### Excerpt provided
### Setting up this document

In [1]:
#importing libraries
import os
import numpy
import pandas as pd
from sqlalchemy import create_engine

In [2]:
#Declare & Assign Connection Variables for the MySQL Server & Databases with which You'll be Working 

host_name = "localhost"
host_ip = "127.0.0.1"
port = "3306"
user_id = "root"
pwd = "Suchottv20!"

src_dbname = "chinook"
dst_dbname = "chinook_dw"

In [3]:
# Define Functions for Getting Data From and Setting Data Into Databases

def get_dataframe(user_id, pwd, host_name, db_name, sql_query):
    conn_str = f"mysql+pymysql://{user_id}:{pwd}@{host_name}/{db_name}"
    sqlEngine = create_engine(conn_str, pool_recycle=3600)
    connection = sqlEngine.connect()
    dframe = pd.read_sql(sql_query, connection);
    connection.close()
    
    return dframe


def set_dataframe(user_id, pwd, host_name, db_name, df, table_name, pk_column, db_operation):
    conn_str = f"mysql+pymysql://{user_id}:{pwd}@{host_name}/{db_name}"
    sqlEngine = create_engine(conn_str, pool_recycle=3600)
    connection = sqlEngine.connect()
    
    if db_operation == "insert":
        df.to_sql(table_name, con=connection, index=False, if_exists='replace')
        sqlEngine.execute(f"ALTER TABLE {table_name} ADD PRIMARY KEY ({pk_column});")
            
    elif db_operation == "update":
        df.to_sql(table_name, con=connection, index=False, if_exists='append')
    
    connection.close()

In [4]:
# Create the New Data Warehouse database, and to Use it, Switch the Connection Context.

conn_str = f"mysql+pymysql://{user_id}:{pwd}@{host_name}"
sqlEngine = create_engine(conn_str, pool_recycle=3600)

sqlEngine.execute(f"DROP DATABASE IF EXISTS `{dst_dbname}`;")
sqlEngine.execute(f"CREATE DATABASE `{dst_dbname}`;")
sqlEngine.execute(f"USE {dst_dbname};")

<sqlalchemy.engine.cursor.LegacyCursorResult at 0x28485b76b80>

### Creating and populating the dimension tables

#### Extracting data from database

In [5]:
sql_customer = "SELECT * FROM chinook.customer;"

### The tasks
a - Using the data warehouse notebook, answer these:
(i) What value is assigned to the port variable?
(ii) What name is given to the destination database?
(iii) In the function that writes data into databases, what value does if_exists take when the operation is "update"?
b - Translate this comment from the data warehouse notebook into Spanish: "Create the New Data Warehouse database, and to Use it, Switch the Connection Context."
c - Pick up the data warehouse notebook after its last line and write the next few lines of code.
The data after this point have no role here.

### Data listing

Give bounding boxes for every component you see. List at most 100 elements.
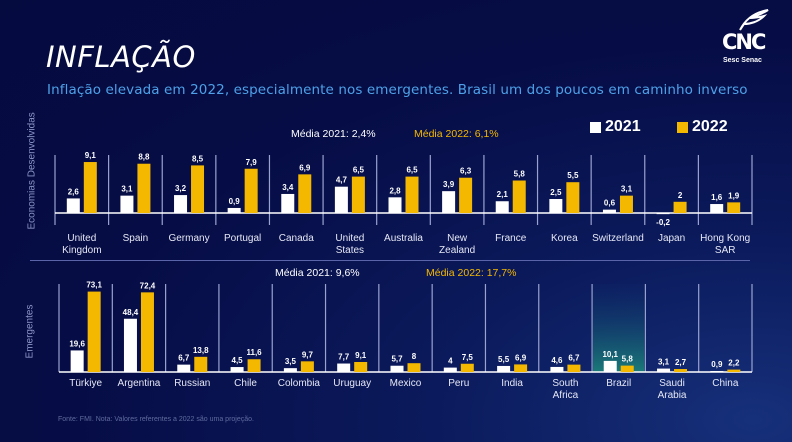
data-label-2022-chile: 11,6 [247,348,263,357]
category-label-russian: Russian [174,378,210,389]
bar-2021-mexico [390,365,404,372]
category-label-uruguay: Uruguay [333,378,371,389]
category-label-mexico: Mexico [390,378,422,389]
bar-2022-russian [194,356,208,372]
data-label-2021-germany: 3,2 [175,184,187,193]
category-label-canada: Canada [279,233,314,244]
category-label-brazil: Brazil [606,378,631,389]
category-label-south-africa: South [552,378,578,389]
data-label-2022-australia: 6,5 [406,166,418,175]
bar-2022-hong-kong-sar [727,202,741,213]
data-label-2021-united-states: 4,7 [336,176,348,185]
page-subtitle: Inflação elevada em 2022, especialmente … [47,82,748,98]
data-label-2021-japan: -0,2 [656,218,670,227]
data-label-2021-portugal: 0,9 [229,197,241,206]
bar-2022-brazil [620,365,634,372]
bar-2021-portugal [227,207,241,213]
data-label-2021-russian: 6,7 [178,354,190,363]
data-label-2022-china: 2,2 [728,359,740,368]
bar-2022-uruguay [354,361,368,372]
data-label-2022-india: 6,9 [515,353,527,362]
data-label-2021-australia: 2,8 [389,186,401,195]
bar-2022-peru [460,363,474,372]
data-label-2021-south-africa: 4,6 [551,356,563,365]
bar-2022-chile [247,359,261,372]
source-note: Fonte: FMI. Nota: Valores referentes a 2… [58,416,254,423]
category-label-argentina: Argentina [118,378,161,389]
data-label-2021-spain: 3,1 [121,185,133,194]
data-label-2022-portugal: 7,9 [246,158,258,167]
data-label-2021-t-rkiye: 19,6 [69,339,85,348]
bar-2021-t-rkiye [70,350,84,372]
data-label-2021-colombia: 3,5 [285,357,297,366]
data-label-2022-canada: 6,9 [299,163,311,172]
category-label-united-states: United [335,233,364,244]
data-label-2021-peru: 4 [448,357,453,366]
legend-swatch-2022 [677,121,688,133]
bar-2022-new-zealand [459,177,473,213]
bar-2022-france [512,180,526,213]
data-label-2021-saudi-arabia: 3,1 [658,358,670,367]
category-label-switzerland: Switzerland [592,233,644,244]
data-label-2022-korea: 5,5 [567,171,579,180]
bar-2021-new-zealand [442,191,456,213]
category-label-australia: Australia [384,233,423,244]
bar-2021-korea [549,199,563,213]
data-label-2021-new-zealand: 3,9 [443,180,455,189]
legend-2021: 2021 [590,118,641,136]
legend-label-2022: 2022 [692,118,728,135]
data-label-2022-mexico: 8 [412,352,417,361]
bar-2022-mexico [407,363,421,372]
category-label-hong-kong-sar: Hong Kong [700,233,750,244]
bar-2022-saudi-arabia [674,369,688,372]
bar-2021-argentina [123,318,137,372]
data-label-2022-argentina: 72,4 [140,281,156,290]
bar-2022-spain [137,163,151,213]
bar-2022-portugal [244,168,258,213]
bar-2021-hong-kong-sar [710,204,724,213]
bar-2021-germany [174,195,188,213]
data-label-2022-peru: 7,5 [462,353,474,362]
data-label-2022-france: 5,8 [514,170,526,179]
bar-2021-uruguay [337,363,351,372]
legend-swatch-2021 [590,121,601,133]
page-title: INFLAÇÃO [46,40,196,74]
legend-2022: 2022 [677,118,728,136]
category-label-saudi-arabia: Arabia [658,390,687,401]
bar-2021-india [497,365,511,372]
data-label-2021-brazil: 10,1 [602,350,618,359]
bar-2021-colombia [283,368,297,372]
data-label-2021-uruguay: 7,7 [338,353,350,362]
bar-2021-russian [177,364,191,372]
logo-text: CNC [722,30,766,54]
bar-2021-spain [120,195,134,213]
data-label-2022-united-kingdom: 9,1 [85,151,97,160]
bar-2021-japan [656,213,670,215]
data-label-2021-argentina: 48,4 [123,308,139,317]
category-label-south-africa: Africa [553,390,579,401]
category-label-france: France [495,233,527,244]
category-label-new-zealand: Zealand [439,245,475,256]
data-label-2022-colombia: 9,7 [302,350,314,359]
bar-2022-united-states [351,176,365,213]
category-label-saudi-arabia: Saudi [659,378,685,389]
bar-2021-south-africa [550,366,564,372]
bottom-avg-2021: Média 2021: 9,6% [275,267,360,279]
logo-subtext: Sesc Senac [723,57,762,64]
data-label-2022-japan: 2 [678,191,683,200]
data-label-2022-russian: 13,8 [193,346,209,355]
legend-label-2021: 2021 [605,118,641,135]
panel-divider [30,260,750,261]
data-label-2022-south-africa: 6,7 [568,354,580,363]
data-label-2021-chile: 4,5 [232,356,244,365]
bar-2021-peru [443,367,457,372]
bottom-avg-2022: Média 2022: 17,7% [426,267,517,279]
bar-2021-united-states [334,186,348,213]
bar-2021-united-kingdom [66,198,80,213]
category-label-new-zealand: New [447,233,468,244]
category-label-japan: Japan [658,233,685,244]
data-label-2022-brazil: 5,8 [622,355,634,364]
category-label-china: China [712,378,739,389]
top-avg-2021: Média 2021: 2,4% [291,128,376,140]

### Task-by-task outputs
a -
(i) "3306"
(ii) chinook_dw
(iii) 'append'

b - Crea la nueva base de datos del almacén de datos y, para usarla, cambia el contexto de conexión.

c -
df_customer = get_dataframe(user_id, pwd, host_name, src_dbname, sql_customer)
df_customer.head(2)

Unnamed: 0,CustomerId,FirstName,LastName,Company,Address,City,State,Country,PostalCode,Phone,Fax,Email,SupportRepId
0,1,Luís,Gonçalves,Embraer - Empresa Brasileira de Aeronáutica S.A.,"Av. Brigadeiro Faria Lima, 2170",São José dos Campos,SP,Brazil,12227-000,+55 (12) 3923-5555,+55 (12) 3923-5566,luisg@embraer.com.br,3
1,2,Leonie,Köhler,,Theodor-Heuss-Straße 34,Stuttgart,,Germany,70174,+49 0711 2842222,,leonekohler@surfeu.de,5


In [6]:
sql_employee = "SELECT * FROM chinook.employee;"
df_employee = get_dataframe(user_id, pwd, host_name, src_dbname, sql_employee)
df_employee.head(2)

Unnamed: 0,EmployeeId,LastName,FirstName,Title,ReportsTo,BirthDate,HireDate,Address,City,State,Country,PostalCode,Phone,Fax,Email
0,1,Adams,Andrew,General Manager,,1962-02-18,2002-08-14,11120 Jasper Ave NW,Edmonton,AB,Canada,T5K 2N1,+1 (780) 428-9482,+1 (780) 428-3457,andrew@chinookcorp.com
1,2,Edwards,Nancy,Sales Manager,1.0,1958-12-08,2002-05-01,825 8 Ave SW,Calgary,AB,Canada,T2P 2T3,+1 (403) 262-3443,+1 (403) 262-3322,nancy@chinookcorp.com


In [7]:
sql_track = "SELECT * FROM chinook.track;"
df_track = get_dataframe(user_id, pwd, host_name, src_dbname, sql_track)
df_track.head(2)

Unnamed: 0,TrackId,Name,AlbumId,MediaTypeId,GenreId,Composer,Milliseconds,Bytes,UnitPrice
0,1,For Those About To Rock (We Salute You),1,1,1,"Angus Young, Malcolm Young, Brian Johnson",343719,11170334,0.99
1,2,Balls to the Wall,2,2,1,,342562,5510424,0.99


In [8]:
sql_album = "SELECT * FROM chinook.album;"
df_album = get_dataframe(user_id, pwd, host_name, src_dbname, sql_album)
df_album.head(2)

Unnamed: 0,AlbumId,Title,ArtistId
0,1,For Those About To Rock We Salute You,1
1,2,Balls to the Wall,2


#### Performing transformations

In [9]:
drop_cols = ['Phone','Fax','Email','SupportRepId']
df_customer.drop(drop_cols, axis=1, inplace=True)
df_customer.rename(columns={"CustomerId":"customer_key"}, inplace=True)

df_customer.head(2)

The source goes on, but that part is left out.